What is asked =
Count up the lines in the following listing that hold the word "ylabel", then give only that count.

Provided material =
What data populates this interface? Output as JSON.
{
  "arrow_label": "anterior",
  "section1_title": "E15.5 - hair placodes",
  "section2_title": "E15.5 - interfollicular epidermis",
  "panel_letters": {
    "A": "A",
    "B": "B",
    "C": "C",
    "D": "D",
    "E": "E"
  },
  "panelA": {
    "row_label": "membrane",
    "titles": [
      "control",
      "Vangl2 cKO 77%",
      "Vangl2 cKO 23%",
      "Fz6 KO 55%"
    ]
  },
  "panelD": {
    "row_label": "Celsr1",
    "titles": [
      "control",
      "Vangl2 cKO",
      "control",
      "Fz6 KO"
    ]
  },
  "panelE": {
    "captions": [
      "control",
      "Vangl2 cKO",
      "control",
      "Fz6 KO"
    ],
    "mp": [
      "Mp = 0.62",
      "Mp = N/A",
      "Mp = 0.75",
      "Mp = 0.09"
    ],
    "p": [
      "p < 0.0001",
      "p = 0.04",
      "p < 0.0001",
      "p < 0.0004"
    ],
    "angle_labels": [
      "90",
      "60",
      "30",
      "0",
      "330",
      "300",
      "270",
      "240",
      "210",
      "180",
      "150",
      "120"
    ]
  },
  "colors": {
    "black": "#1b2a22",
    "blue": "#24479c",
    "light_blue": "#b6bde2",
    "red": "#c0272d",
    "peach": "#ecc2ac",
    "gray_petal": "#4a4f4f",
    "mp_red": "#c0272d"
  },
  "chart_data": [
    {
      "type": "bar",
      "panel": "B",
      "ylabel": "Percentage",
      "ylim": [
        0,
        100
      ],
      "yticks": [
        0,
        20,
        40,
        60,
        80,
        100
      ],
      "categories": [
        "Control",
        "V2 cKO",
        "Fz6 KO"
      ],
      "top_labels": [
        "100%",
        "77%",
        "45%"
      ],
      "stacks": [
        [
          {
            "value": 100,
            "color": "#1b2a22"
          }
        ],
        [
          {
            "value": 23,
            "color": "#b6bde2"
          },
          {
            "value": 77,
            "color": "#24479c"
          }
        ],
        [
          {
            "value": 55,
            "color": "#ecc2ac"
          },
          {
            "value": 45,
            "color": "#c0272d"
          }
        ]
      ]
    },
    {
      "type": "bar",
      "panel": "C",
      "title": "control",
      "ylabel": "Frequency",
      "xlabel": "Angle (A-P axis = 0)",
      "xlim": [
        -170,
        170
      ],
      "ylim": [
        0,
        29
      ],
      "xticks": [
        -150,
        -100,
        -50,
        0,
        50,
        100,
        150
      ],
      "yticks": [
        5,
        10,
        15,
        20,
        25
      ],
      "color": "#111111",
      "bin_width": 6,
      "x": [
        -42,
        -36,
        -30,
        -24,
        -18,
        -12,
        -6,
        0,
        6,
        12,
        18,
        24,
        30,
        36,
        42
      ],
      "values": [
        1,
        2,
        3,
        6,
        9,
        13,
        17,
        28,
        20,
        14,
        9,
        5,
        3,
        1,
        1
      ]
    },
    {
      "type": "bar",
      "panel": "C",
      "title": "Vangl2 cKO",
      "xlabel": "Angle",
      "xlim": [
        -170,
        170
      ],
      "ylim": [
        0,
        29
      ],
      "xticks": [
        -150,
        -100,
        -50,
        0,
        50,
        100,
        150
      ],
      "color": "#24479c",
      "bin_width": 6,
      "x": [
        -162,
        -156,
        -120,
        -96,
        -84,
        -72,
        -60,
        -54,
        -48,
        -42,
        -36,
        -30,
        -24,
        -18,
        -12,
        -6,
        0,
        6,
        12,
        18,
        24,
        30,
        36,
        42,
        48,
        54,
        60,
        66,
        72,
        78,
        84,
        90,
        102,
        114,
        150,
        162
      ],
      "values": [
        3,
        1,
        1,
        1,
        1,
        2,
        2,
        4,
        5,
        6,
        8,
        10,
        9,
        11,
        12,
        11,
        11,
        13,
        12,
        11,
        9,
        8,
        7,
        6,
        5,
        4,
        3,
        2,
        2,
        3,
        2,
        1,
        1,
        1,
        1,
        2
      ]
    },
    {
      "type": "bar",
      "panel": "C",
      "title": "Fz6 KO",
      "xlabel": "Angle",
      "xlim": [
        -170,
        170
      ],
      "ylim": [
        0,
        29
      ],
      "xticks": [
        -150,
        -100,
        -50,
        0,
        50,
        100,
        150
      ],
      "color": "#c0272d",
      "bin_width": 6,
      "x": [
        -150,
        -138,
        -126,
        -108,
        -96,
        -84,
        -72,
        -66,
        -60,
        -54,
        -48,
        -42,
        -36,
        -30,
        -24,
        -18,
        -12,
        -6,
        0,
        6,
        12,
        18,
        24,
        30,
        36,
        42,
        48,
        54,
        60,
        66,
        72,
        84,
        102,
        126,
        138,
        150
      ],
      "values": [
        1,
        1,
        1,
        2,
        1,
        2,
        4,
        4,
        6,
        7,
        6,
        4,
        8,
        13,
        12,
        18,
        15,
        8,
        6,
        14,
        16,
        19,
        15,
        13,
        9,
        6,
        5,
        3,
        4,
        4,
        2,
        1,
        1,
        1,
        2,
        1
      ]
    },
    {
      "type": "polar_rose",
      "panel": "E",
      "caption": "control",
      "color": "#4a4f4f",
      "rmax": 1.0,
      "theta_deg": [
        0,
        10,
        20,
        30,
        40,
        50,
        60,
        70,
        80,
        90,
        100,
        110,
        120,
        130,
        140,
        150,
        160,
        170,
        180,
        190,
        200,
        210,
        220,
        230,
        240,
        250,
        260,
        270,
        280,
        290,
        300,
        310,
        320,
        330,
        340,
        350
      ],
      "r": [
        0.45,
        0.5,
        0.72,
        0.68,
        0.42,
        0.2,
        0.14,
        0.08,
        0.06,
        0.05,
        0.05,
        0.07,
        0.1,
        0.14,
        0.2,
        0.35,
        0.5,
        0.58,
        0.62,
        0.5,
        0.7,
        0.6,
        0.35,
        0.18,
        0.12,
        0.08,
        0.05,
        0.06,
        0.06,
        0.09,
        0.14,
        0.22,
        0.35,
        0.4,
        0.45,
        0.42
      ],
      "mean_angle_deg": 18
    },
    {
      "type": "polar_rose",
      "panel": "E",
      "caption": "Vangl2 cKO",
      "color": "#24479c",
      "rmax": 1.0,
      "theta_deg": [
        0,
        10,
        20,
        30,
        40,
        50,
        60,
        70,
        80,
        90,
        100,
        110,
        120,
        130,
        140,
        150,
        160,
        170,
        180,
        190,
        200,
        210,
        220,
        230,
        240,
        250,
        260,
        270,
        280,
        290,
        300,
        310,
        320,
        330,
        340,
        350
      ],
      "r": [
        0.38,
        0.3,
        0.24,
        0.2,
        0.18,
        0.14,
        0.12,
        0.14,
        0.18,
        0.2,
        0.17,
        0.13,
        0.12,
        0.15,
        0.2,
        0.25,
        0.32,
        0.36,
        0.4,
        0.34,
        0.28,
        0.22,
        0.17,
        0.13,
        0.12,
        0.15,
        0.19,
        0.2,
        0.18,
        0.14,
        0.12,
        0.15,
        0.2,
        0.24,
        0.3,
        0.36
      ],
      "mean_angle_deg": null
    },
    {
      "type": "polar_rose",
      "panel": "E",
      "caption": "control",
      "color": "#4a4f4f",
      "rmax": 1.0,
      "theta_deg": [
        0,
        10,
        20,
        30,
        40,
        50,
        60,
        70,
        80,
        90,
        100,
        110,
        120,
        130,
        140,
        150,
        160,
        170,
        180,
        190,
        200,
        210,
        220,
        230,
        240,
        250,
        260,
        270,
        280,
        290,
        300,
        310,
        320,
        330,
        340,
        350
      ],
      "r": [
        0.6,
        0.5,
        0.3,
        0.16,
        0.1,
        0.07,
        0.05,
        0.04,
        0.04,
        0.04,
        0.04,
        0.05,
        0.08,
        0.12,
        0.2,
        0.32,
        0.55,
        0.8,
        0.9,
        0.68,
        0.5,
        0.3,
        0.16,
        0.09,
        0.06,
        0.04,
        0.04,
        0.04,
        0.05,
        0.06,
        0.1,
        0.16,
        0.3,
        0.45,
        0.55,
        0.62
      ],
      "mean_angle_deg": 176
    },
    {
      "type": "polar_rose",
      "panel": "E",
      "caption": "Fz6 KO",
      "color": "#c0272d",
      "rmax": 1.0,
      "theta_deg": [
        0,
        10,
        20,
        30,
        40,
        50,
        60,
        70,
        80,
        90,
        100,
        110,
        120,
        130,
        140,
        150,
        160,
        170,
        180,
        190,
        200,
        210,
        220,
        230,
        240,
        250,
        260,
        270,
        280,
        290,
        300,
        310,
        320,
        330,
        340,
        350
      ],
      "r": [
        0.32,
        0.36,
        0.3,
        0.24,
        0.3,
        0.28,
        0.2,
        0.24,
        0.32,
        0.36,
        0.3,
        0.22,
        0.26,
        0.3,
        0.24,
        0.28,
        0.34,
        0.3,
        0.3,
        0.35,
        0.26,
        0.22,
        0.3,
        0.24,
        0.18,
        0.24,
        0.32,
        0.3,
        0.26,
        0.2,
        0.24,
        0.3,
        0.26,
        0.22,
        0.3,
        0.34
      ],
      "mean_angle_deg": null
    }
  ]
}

Correct output =
2